> _SET TASK_
Copy every entry word for word. Skip the pictures.

> _DATA RECORDS_
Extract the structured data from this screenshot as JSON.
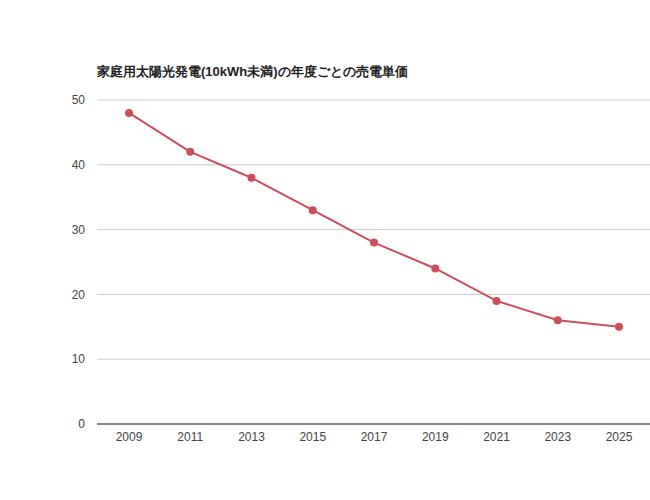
{
  "chart_data": {
    "type": "line",
    "title": "家庭用太陽光発電(10kWh未満)の年度ごとの売電単価",
    "categories": [
      "2009",
      "2011",
      "2013",
      "2015",
      "2017",
      "2019",
      "2021",
      "2023",
      "2025"
    ],
    "values": [
      48,
      42,
      38,
      33,
      28,
      24,
      19,
      16,
      15
    ],
    "color": "#cc4e5c",
    "marker": "circle",
    "line_style": "solid",
    "ylim": [
      0,
      50
    ],
    "yticks": [
      0,
      10,
      20,
      30,
      40,
      50
    ],
    "grid": true
  }
}
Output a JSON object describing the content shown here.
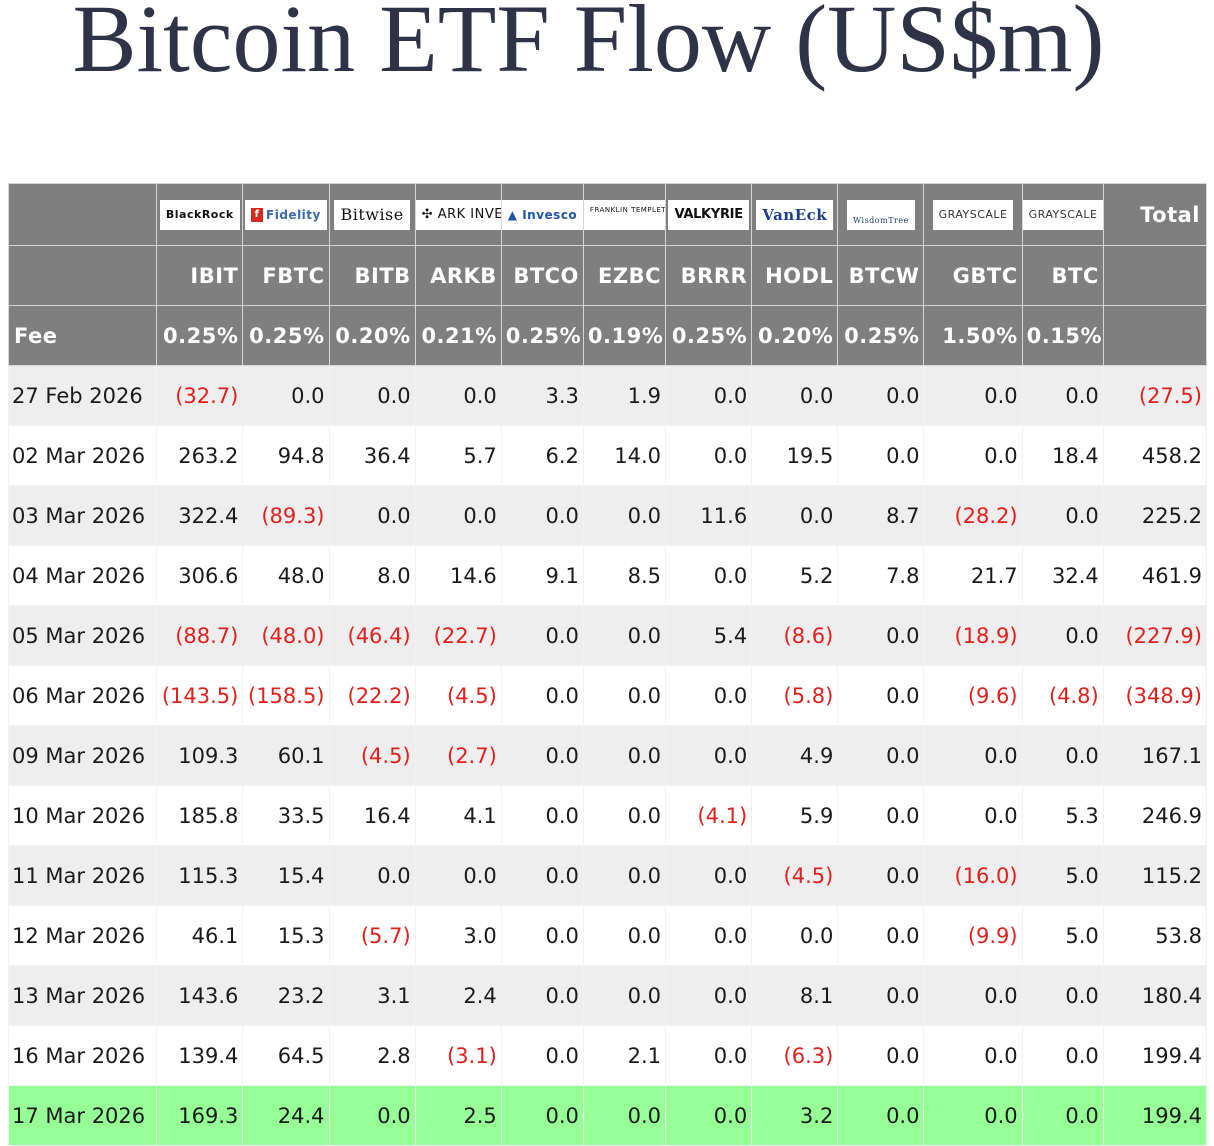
{
  "title": "Bitcoin ETF Flow (US$m)",
  "colors": {
    "header_bg": "#7f7f7f",
    "negative": "#e0201c",
    "highlight_row": "#96ff96",
    "alt_row": "#eeeeee"
  },
  "issuers": [
    "BlackRock",
    "Fidelity",
    "Bitwise",
    "ARK INVEST",
    "Invesco",
    "FRANKLIN TEMPLETON",
    "VALKYRIE",
    "VanEck",
    "WisdomTree",
    "GRAYSCALE",
    "GRAYSCALE"
  ],
  "total_label": "Total",
  "tickers": [
    "IBIT",
    "FBTC",
    "BITB",
    "ARKB",
    "BTCO",
    "EZBC",
    "BRRR",
    "HODL",
    "BTCW",
    "GBTC",
    "BTC"
  ],
  "fee_label": "Fee",
  "fees": [
    "0.25%",
    "0.25%",
    "0.20%",
    "0.21%",
    "0.25%",
    "0.19%",
    "0.25%",
    "0.20%",
    "0.25%",
    "1.50%",
    "0.15%"
  ],
  "rows": [
    {
      "date": "27 Feb 2026",
      "values": [
        "(32.7)",
        "0.0",
        "0.0",
        "0.0",
        "3.3",
        "1.9",
        "0.0",
        "0.0",
        "0.0",
        "0.0",
        "0.0"
      ],
      "total": "(27.5)"
    },
    {
      "date": "02 Mar 2026",
      "values": [
        "263.2",
        "94.8",
        "36.4",
        "5.7",
        "6.2",
        "14.0",
        "0.0",
        "19.5",
        "0.0",
        "0.0",
        "18.4"
      ],
      "total": "458.2"
    },
    {
      "date": "03 Mar 2026",
      "values": [
        "322.4",
        "(89.3)",
        "0.0",
        "0.0",
        "0.0",
        "0.0",
        "11.6",
        "0.0",
        "8.7",
        "(28.2)",
        "0.0"
      ],
      "total": "225.2"
    },
    {
      "date": "04 Mar 2026",
      "values": [
        "306.6",
        "48.0",
        "8.0",
        "14.6",
        "9.1",
        "8.5",
        "0.0",
        "5.2",
        "7.8",
        "21.7",
        "32.4"
      ],
      "total": "461.9"
    },
    {
      "date": "05 Mar 2026",
      "values": [
        "(88.7)",
        "(48.0)",
        "(46.4)",
        "(22.7)",
        "0.0",
        "0.0",
        "5.4",
        "(8.6)",
        "0.0",
        "(18.9)",
        "0.0"
      ],
      "total": "(227.9)"
    },
    {
      "date": "06 Mar 2026",
      "values": [
        "(143.5)",
        "(158.5)",
        "(22.2)",
        "(4.5)",
        "0.0",
        "0.0",
        "0.0",
        "(5.8)",
        "0.0",
        "(9.6)",
        "(4.8)"
      ],
      "total": "(348.9)"
    },
    {
      "date": "09 Mar 2026",
      "values": [
        "109.3",
        "60.1",
        "(4.5)",
        "(2.7)",
        "0.0",
        "0.0",
        "0.0",
        "4.9",
        "0.0",
        "0.0",
        "0.0"
      ],
      "total": "167.1"
    },
    {
      "date": "10 Mar 2026",
      "values": [
        "185.8",
        "33.5",
        "16.4",
        "4.1",
        "0.0",
        "0.0",
        "(4.1)",
        "5.9",
        "0.0",
        "0.0",
        "5.3"
      ],
      "total": "246.9"
    },
    {
      "date": "11 Mar 2026",
      "values": [
        "115.3",
        "15.4",
        "0.0",
        "0.0",
        "0.0",
        "0.0",
        "0.0",
        "(4.5)",
        "0.0",
        "(16.0)",
        "5.0"
      ],
      "total": "115.2"
    },
    {
      "date": "12 Mar 2026",
      "values": [
        "46.1",
        "15.3",
        "(5.7)",
        "3.0",
        "0.0",
        "0.0",
        "0.0",
        "0.0",
        "0.0",
        "(9.9)",
        "5.0"
      ],
      "total": "53.8"
    },
    {
      "date": "13 Mar 2026",
      "values": [
        "143.6",
        "23.2",
        "3.1",
        "2.4",
        "0.0",
        "0.0",
        "0.0",
        "8.1",
        "0.0",
        "0.0",
        "0.0"
      ],
      "total": "180.4"
    },
    {
      "date": "16 Mar 2026",
      "values": [
        "139.4",
        "64.5",
        "2.8",
        "(3.1)",
        "0.0",
        "2.1",
        "0.0",
        "(6.3)",
        "0.0",
        "0.0",
        "0.0"
      ],
      "total": "199.4"
    },
    {
      "date": "17 Mar 2026",
      "values": [
        "169.3",
        "24.4",
        "0.0",
        "2.5",
        "0.0",
        "0.0",
        "0.0",
        "3.2",
        "0.0",
        "0.0",
        "0.0"
      ],
      "total": "199.4",
      "highlight": true
    }
  ]
}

> _TASK OUTPUT_
Extract the structured data from this screenshot as JSON.
{
  "chart_data": {
    "type": "line",
    "title": "家庭用太陽光発電(10kWh未満)の年度ごとの売電単価",
    "categories": [
      "2009",
      "2011",
      "2013",
      "2015",
      "2017",
      "2019",
      "2021",
      "2023",
      "2025"
    ],
    "values": [
      48,
      42,
      38,
      33,
      28,
      24,
      19,
      16,
      15
    ],
    "color": "#cc4e5c",
    "marker": "circle",
    "line_style": "solid",
    "ylim": [
      0,
      50
    ],
    "yticks": [
      0,
      10,
      20,
      30,
      40,
      50
    ],
    "grid": true
  }
}
Output a JSON object describing the content shown here.
{
  "title": "Bitcoin ETF Flow (US$m)",
  "colors": {
    "header_bg": "#7f7f7f",
    "negative": "#e0201c",
    "highlight_row": "#96ff96",
    "alt_row": "#eeeeee"
  },
  "issuers": [
    "BlackRock",
    "Fidelity",
    "Bitwise",
    "ARK INVEST",
    "Invesco",
    "FRANKLIN TEMPLETON",
    "VALKYRIE",
    "VanEck",
    "WisdomTree",
    "GRAYSCALE",
    "GRAYSCALE"
  ],
  "total_label": "Total",
  "tickers": [
    "IBIT",
    "FBTC",
    "BITB",
    "ARKB",
    "BTCO",
    "EZBC",
    "BRRR",
    "HODL",
    "BTCW",
    "GBTC",
    "BTC"
  ],
  "fee_label": "Fee",
  "fees": [
    "0.25%",
    "0.25%",
    "0.20%",
    "0.21%",
    "0.25%",
    "0.19%",
    "0.25%",
    "0.20%",
    "0.25%",
    "1.50%",
    "0.15%"
  ],
  "rows": [
    {
      "date": "27 Feb 2026",
      "values": [
        "(32.7)",
        "0.0",
        "0.0",
        "0.0",
        "3.3",
        "1.9",
        "0.0",
        "0.0",
        "0.0",
        "0.0",
        "0.0"
      ],
      "total": "(27.5)"
    },
    {
      "date": "02 Mar 2026",
      "values": [
        "263.2",
        "94.8",
        "36.4",
        "5.7",
        "6.2",
        "14.0",
        "0.0",
        "19.5",
        "0.0",
        "0.0",
        "18.4"
      ],
      "total": "458.2"
    },
    {
      "date": "03 Mar 2026",
      "values": [
        "322.4",
        "(89.3)",
        "0.0",
        "0.0",
        "0.0",
        "0.0",
        "11.6",
        "0.0",
        "8.7",
        "(28.2)",
        "0.0"
      ],
      "total": "225.2"
    },
    {
      "date": "04 Mar 2026",
      "values": [
        "306.6",
        "48.0",
        "8.0",
        "14.6",
        "9.1",
        "8.5",
        "0.0",
        "5.2",
        "7.8",
        "21.7",
        "32.4"
      ],
      "total": "461.9"
    },
    {
      "date": "05 Mar 2026",
      "values": [
        "(88.7)",
        "(48.0)",
        "(46.4)",
        "(22.7)",
        "0.0",
        "0.0",
        "5.4",
        "(8.6)",
        "0.0",
        "(18.9)",
        "0.0"
      ],
      "total": "(227.9)"
    },
    {
      "date": "06 Mar 2026",
      "values": [
        "(143.5)",
        "(158.5)",
        "(22.2)",
        "(4.5)",
        "0.0",
        "0.0",
        "0.0",
        "(5.8)",
        "0.0",
        "(9.6)",
        "(4.8)"
      ],
      "total": "(348.9)"
    },
    {
      "date": "09 Mar 2026",
      "values": [
        "109.3",
        "60.1",
        "(4.5)",
        "(2.7)",
        "0.0",
        "0.0",
        "0.0",
        "4.9",
        "0.0",
        "0.0",
        "0.0"
      ],
      "total": "167.1"
    },
    {
      "date": "10 Mar 2026",
      "values": [
        "185.8",
        "33.5",
        "16.4",
        "4.1",
        "0.0",
        "0.0",
        "(4.1)",
        "5.9",
        "0.0",
        "0.0",
        "5.3"
      ],
      "total": "246.9"
    },
    {
      "date": "11 Mar 2026",
      "values": [
        "115.3",
        "15.4",
        "0.0",
        "0.0",
        "0.0",
        "0.0",
        "0.0",
        "(4.5)",
        "0.0",
        "(16.0)",
        "5.0"
      ],
      "total": "115.2"
    },
    {
      "date": "12 Mar 2026",
      "values": [
        "46.1",
        "15.3",
        "(5.7)",
        "3.0",
        "0.0",
        "0.0",
        "0.0",
        "0.0",
        "0.0",
        "(9.9)",
        "5.0"
      ],
      "total": "53.8"
    },
    {
      "date": "13 Mar 2026",
      "values": [
        "143.6",
        "23.2",
        "3.1",
        "2.4",
        "0.0",
        "0.0",
        "0.0",
        "8.1",
        "0.0",
        "0.0",
        "0.0"
      ],
      "total": "180.4"
    },
    {
      "date": "16 Mar 2026",
      "values": [
        "139.4",
        "64.5",
        "2.8",
        "(3.1)",
        "0.0",
        "2.1",
        "0.0",
        "(6.3)",
        "0.0",
        "0.0",
        "0.0"
      ],
      "total": "199.4"
    },
    {
      "date": "17 Mar 2026",
      "values": [
        "169.3",
        "24.4",
        "0.0",
        "2.5",
        "0.0",
        "0.0",
        "0.0",
        "3.2",
        "0.0",
        "0.0",
        "0.0"
      ],
      "total": "199.4",
      "highlight": true
    }
  ]
}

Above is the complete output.